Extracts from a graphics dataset
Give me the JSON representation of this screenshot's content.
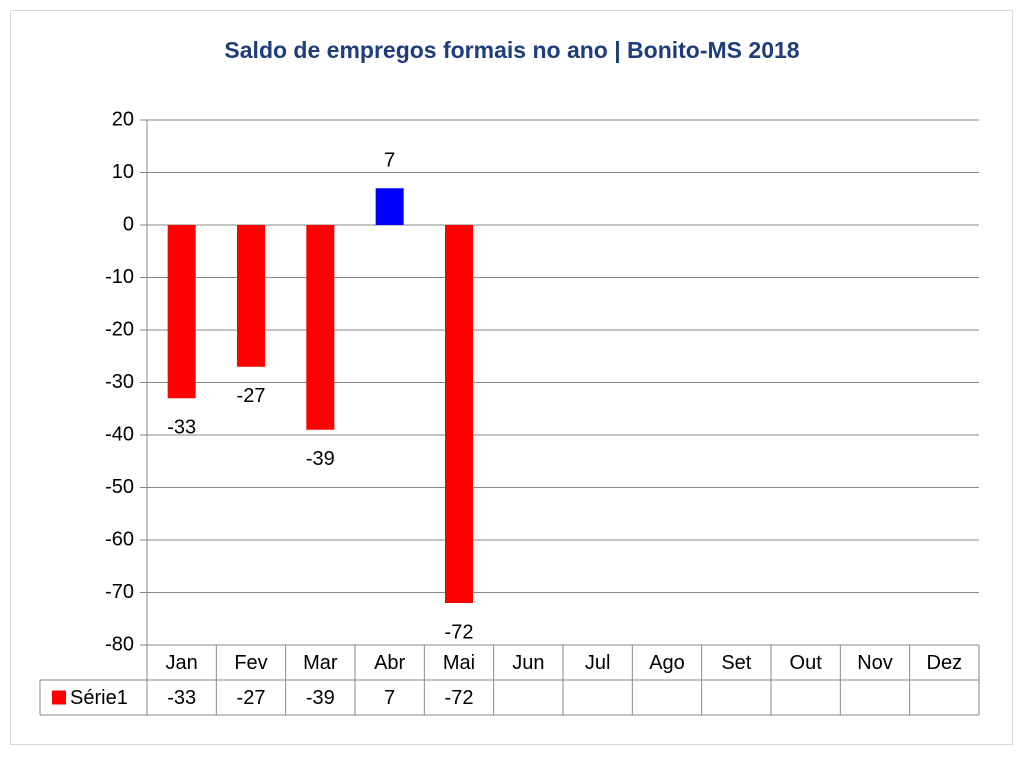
{
  "chart_data": {
    "type": "bar",
    "title": "Saldo de empregos formais no ano | Bonito-MS 2018",
    "categories": [
      "Jan",
      "Fev",
      "Mar",
      "Abr",
      "Mai",
      "Jun",
      "Jul",
      "Ago",
      "Set",
      "Out",
      "Nov",
      "Dez"
    ],
    "series": [
      {
        "name": "Série1",
        "color": "#ff0000",
        "positive_color": "#0000ff",
        "values": [
          -33,
          -27,
          -39,
          7,
          -72,
          null,
          null,
          null,
          null,
          null,
          null,
          null
        ]
      }
    ],
    "ylim": [
      -80,
      20
    ],
    "yticks": [
      -80,
      -70,
      -60,
      -50,
      -40,
      -30,
      -20,
      -10,
      0,
      10,
      20
    ],
    "grid": true,
    "data_table": true
  }
}
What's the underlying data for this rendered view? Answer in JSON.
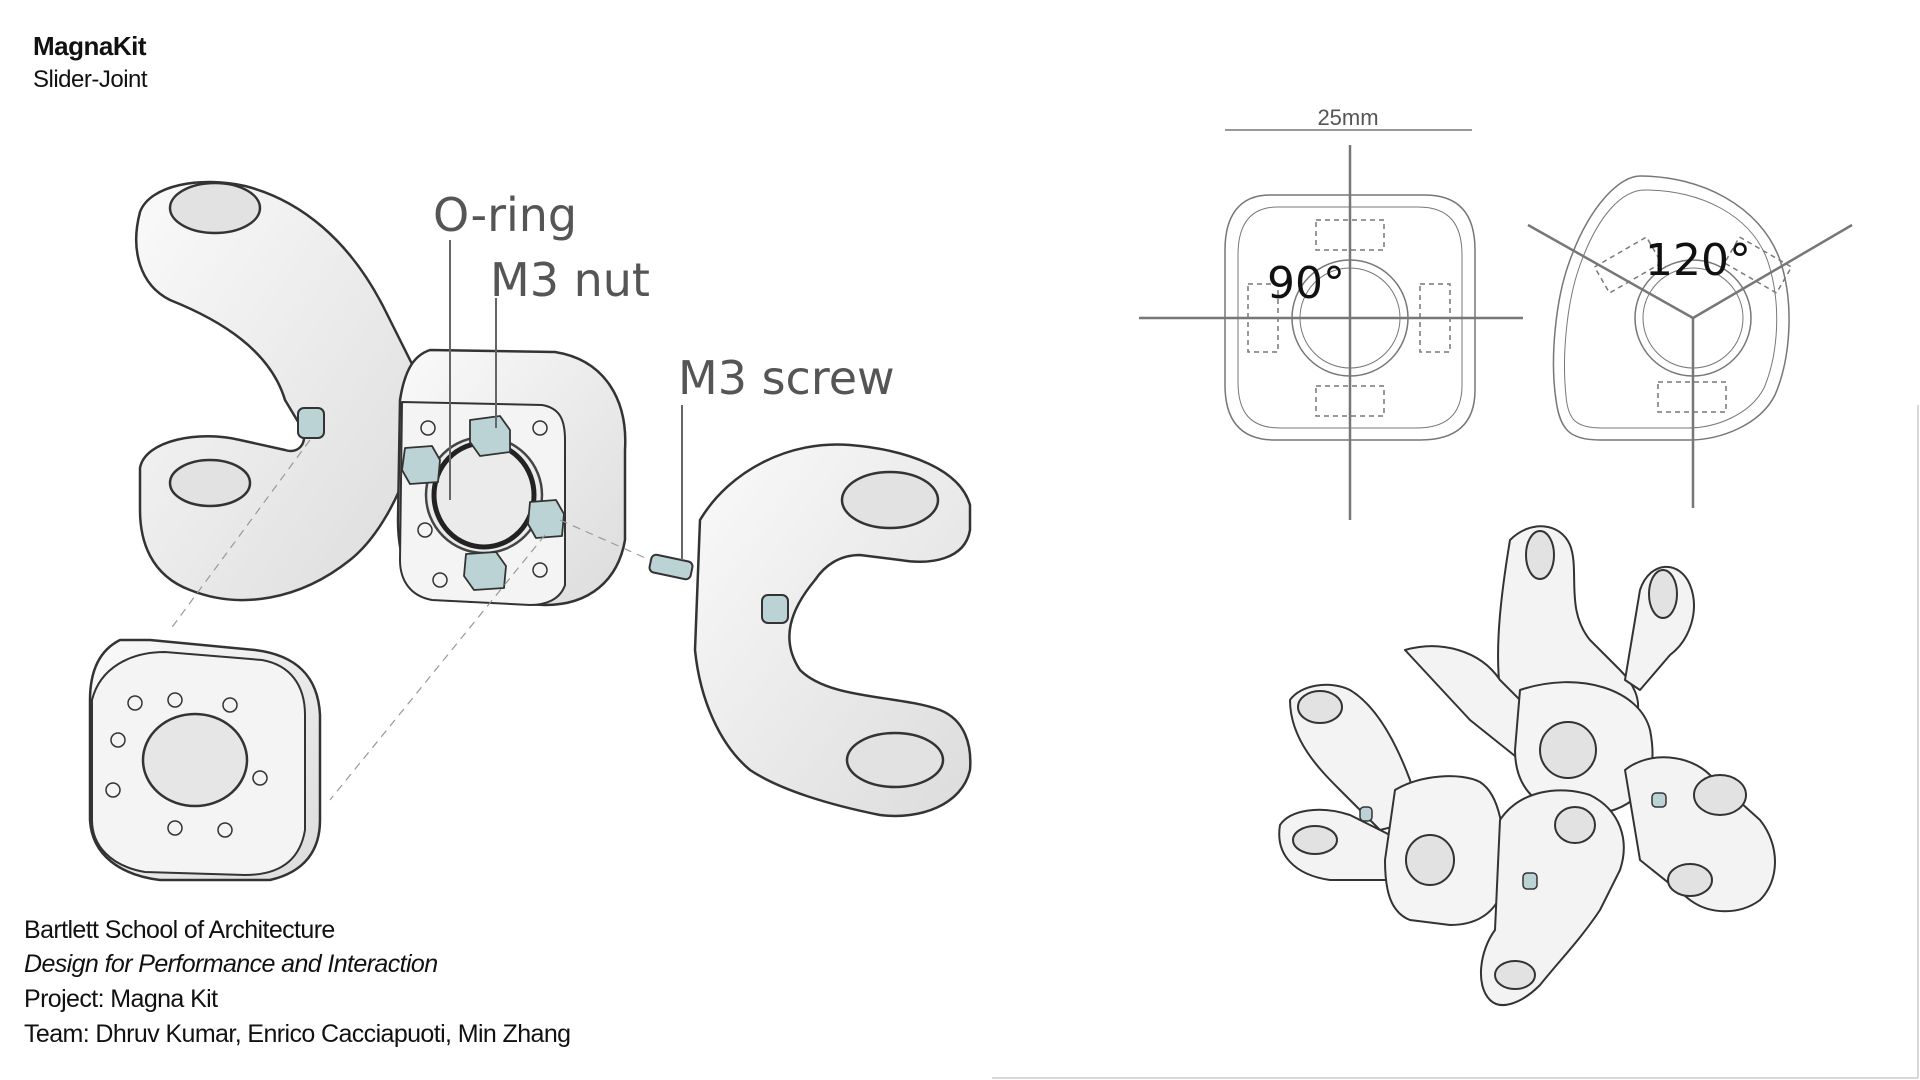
{
  "header": {
    "title": "MagnaKit",
    "subtitle": "Slider-Joint"
  },
  "labels": {
    "o_ring": "O-ring",
    "m3_nut": "M3 nut",
    "m3_screw": "M3 screw"
  },
  "dimension": {
    "width": "25mm"
  },
  "angles": {
    "square": "90°",
    "triangle": "120°"
  },
  "credits": {
    "school": "Bartlett School of Architecture",
    "course": "Design for Performance and Interaction",
    "project": "Project: Magna Kit",
    "team": "Team: Dhruv Kumar, Enrico Cacciapuoti, Min Zhang"
  },
  "colors": {
    "part_fill": "#f1f1f1",
    "outline": "#333333",
    "hardware": "#bcd3d6",
    "annotation": "#666666"
  }
}
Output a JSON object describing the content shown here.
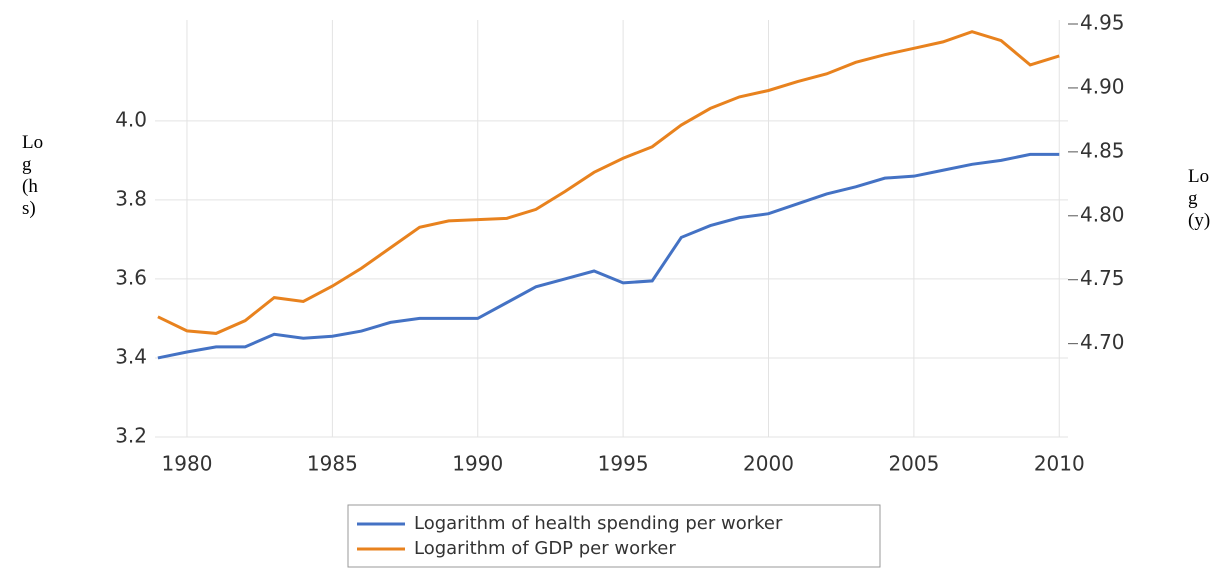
{
  "chart_data": {
    "type": "line",
    "ylabel": "Log (hs)",
    "y2label": "Log (y)",
    "x": [
      1979,
      1980,
      1981,
      1982,
      1983,
      1984,
      1985,
      1986,
      1987,
      1988,
      1989,
      1990,
      1991,
      1992,
      1993,
      1994,
      1995,
      1996,
      1997,
      1998,
      1999,
      2000,
      2001,
      2002,
      2003,
      2004,
      2005,
      2006,
      2007,
      2008,
      2009,
      2010
    ],
    "series": [
      {
        "name": "Logarithm of health spending per worker",
        "color": "#4472c4",
        "values": [
          3.4,
          3.415,
          3.428,
          3.428,
          3.46,
          3.45,
          3.455,
          3.468,
          3.49,
          3.5,
          3.5,
          3.5,
          3.54,
          3.58,
          3.6,
          3.62,
          3.59,
          3.595,
          3.705,
          3.735,
          3.755,
          3.765,
          3.79,
          3.815,
          3.833,
          3.855,
          3.86,
          3.875,
          3.89,
          3.9,
          3.915,
          3.915
        ]
      },
      {
        "name": "Logarithm of GDP per worker",
        "color": "#e8821e",
        "axis": "y2",
        "values": [
          4.721,
          4.71,
          4.708,
          4.718,
          4.736,
          4.733,
          4.745,
          4.759,
          4.775,
          4.791,
          4.796,
          4.797,
          4.798,
          4.805,
          4.819,
          4.834,
          4.845,
          4.854,
          4.871,
          4.884,
          4.893,
          4.898,
          4.905,
          4.911,
          4.92,
          4.926,
          4.931,
          4.936,
          4.944,
          4.937,
          4.918,
          4.925
        ]
      }
    ],
    "xlim": [
      1978.9,
      2010.3
    ],
    "xticks": [
      1980,
      1985,
      1990,
      1995,
      2000,
      2005,
      2010
    ],
    "ylim": [
      3.2,
      4.245
    ],
    "yticks": [
      {
        "value": 3.2,
        "label": "3.2"
      },
      {
        "value": 3.4,
        "label": "3.4"
      },
      {
        "value": 3.6,
        "label": "3.6"
      },
      {
        "value": 3.8,
        "label": "3.8"
      },
      {
        "value": 4.0,
        "label": "4.0"
      }
    ],
    "y2lim": [
      4.627,
      4.95
    ],
    "y2ticks": [
      {
        "value": 4.7,
        "label": "4.70"
      },
      {
        "value": 4.75,
        "label": "4.75"
      },
      {
        "value": 4.8,
        "label": "4.80"
      },
      {
        "value": 4.85,
        "label": "4.85"
      },
      {
        "value": 4.9,
        "label": "4.90"
      },
      {
        "value": 4.95,
        "label": "4.95"
      }
    ],
    "grid": true,
    "legend": "bottom"
  }
}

### Task instructions
Strip out the images, then output the records above word for word.

### Task solution
Give me the JSON representation of this screenshot's content.
{
  "chart_data": {
    "type": "bar",
    "title": "Saldo de empregos formais no ano | Bonito-MS 2018",
    "categories": [
      "Jan",
      "Fev",
      "Mar",
      "Abr",
      "Mai",
      "Jun",
      "Jul",
      "Ago",
      "Set",
      "Out",
      "Nov",
      "Dez"
    ],
    "series": [
      {
        "name": "Série1",
        "color": "#ff0000",
        "positive_color": "#0000ff",
        "values": [
          -33,
          -27,
          -39,
          7,
          -72,
          null,
          null,
          null,
          null,
          null,
          null,
          null
        ]
      }
    ],
    "ylim": [
      -80,
      20
    ],
    "yticks": [
      -80,
      -70,
      -60,
      -50,
      -40,
      -30,
      -20,
      -10,
      0,
      10,
      20
    ],
    "grid": true,
    "data_table": true
  }
}
What's the underlying data for this rendered view? Answer in JSON.
{
  "header": {
    "title": "MagnaKit",
    "subtitle": "Slider-Joint"
  },
  "labels": {
    "o_ring": "O-ring",
    "m3_nut": "M3 nut",
    "m3_screw": "M3 screw"
  },
  "dimension": {
    "width": "25mm"
  },
  "angles": {
    "square": "90°",
    "triangle": "120°"
  },
  "credits": {
    "school": "Bartlett School of Architecture",
    "course": "Design for Performance and Interaction",
    "project": "Project: Magna Kit",
    "team": "Team: Dhruv Kumar, Enrico Cacciapuoti, Min Zhang"
  },
  "colors": {
    "part_fill": "#f1f1f1",
    "outline": "#333333",
    "hardware": "#bcd3d6",
    "annotation": "#666666"
  }
}
Output a JSON object describing the content shown here.
{
  "chart_data": {
    "type": "line",
    "ylabel": "Log (hs)",
    "y2label": "Log (y)",
    "x": [
      1979,
      1980,
      1981,
      1982,
      1983,
      1984,
      1985,
      1986,
      1987,
      1988,
      1989,
      1990,
      1991,
      1992,
      1993,
      1994,
      1995,
      1996,
      1997,
      1998,
      1999,
      2000,
      2001,
      2002,
      2003,
      2004,
      2005,
      2006,
      2007,
      2008,
      2009,
      2010
    ],
    "series": [
      {
        "name": "Logarithm of health spending per worker",
        "color": "#4472c4",
        "values": [
          3.4,
          3.415,
          3.428,
          3.428,
          3.46,
          3.45,
          3.455,
          3.468,
          3.49,
          3.5,
          3.5,
          3.5,
          3.54,
          3.58,
          3.6,
          3.62,
          3.59,
          3.595,
          3.705,
          3.735,
          3.755,
          3.765,
          3.79,
          3.815,
          3.833,
          3.855,
          3.86,
          3.875,
          3.89,
          3.9,
          3.915,
          3.915
        ]
      },
      {
        "name": "Logarithm of GDP per worker",
        "color": "#e8821e",
        "axis": "y2",
        "values": [
          4.721,
          4.71,
          4.708,
          4.718,
          4.736,
          4.733,
          4.745,
          4.759,
          4.775,
          4.791,
          4.796,
          4.797,
          4.798,
          4.805,
          4.819,
          4.834,
          4.845,
          4.854,
          4.871,
          4.884,
          4.893,
          4.898,
          4.905,
          4.911,
          4.92,
          4.926,
          4.931,
          4.936,
          4.944,
          4.937,
          4.918,
          4.925
        ]
      }
    ],
    "xlim": [
      1978.9,
      2010.3
    ],
    "xticks": [
      1980,
      1985,
      1990,
      1995,
      2000,
      2005,
      2010
    ],
    "ylim": [
      3.2,
      4.245
    ],
    "yticks": [
      {
        "value": 3.2,
        "label": "3.2"
      },
      {
        "value": 3.4,
        "label": "3.4"
      },
      {
        "value": 3.6,
        "label": "3.6"
      },
      {
        "value": 3.8,
        "label": "3.8"
      },
      {
        "value": 4.0,
        "label": "4.0"
      }
    ],
    "y2lim": [
      4.627,
      4.95
    ],
    "y2ticks": [
      {
        "value": 4.7,
        "label": "4.70"
      },
      {
        "value": 4.75,
        "label": "4.75"
      },
      {
        "value": 4.8,
        "label": "4.80"
      },
      {
        "value": 4.85,
        "label": "4.85"
      },
      {
        "value": 4.9,
        "label": "4.90"
      },
      {
        "value": 4.95,
        "label": "4.95"
      }
    ],
    "grid": true,
    "legend": "bottom"
  }
}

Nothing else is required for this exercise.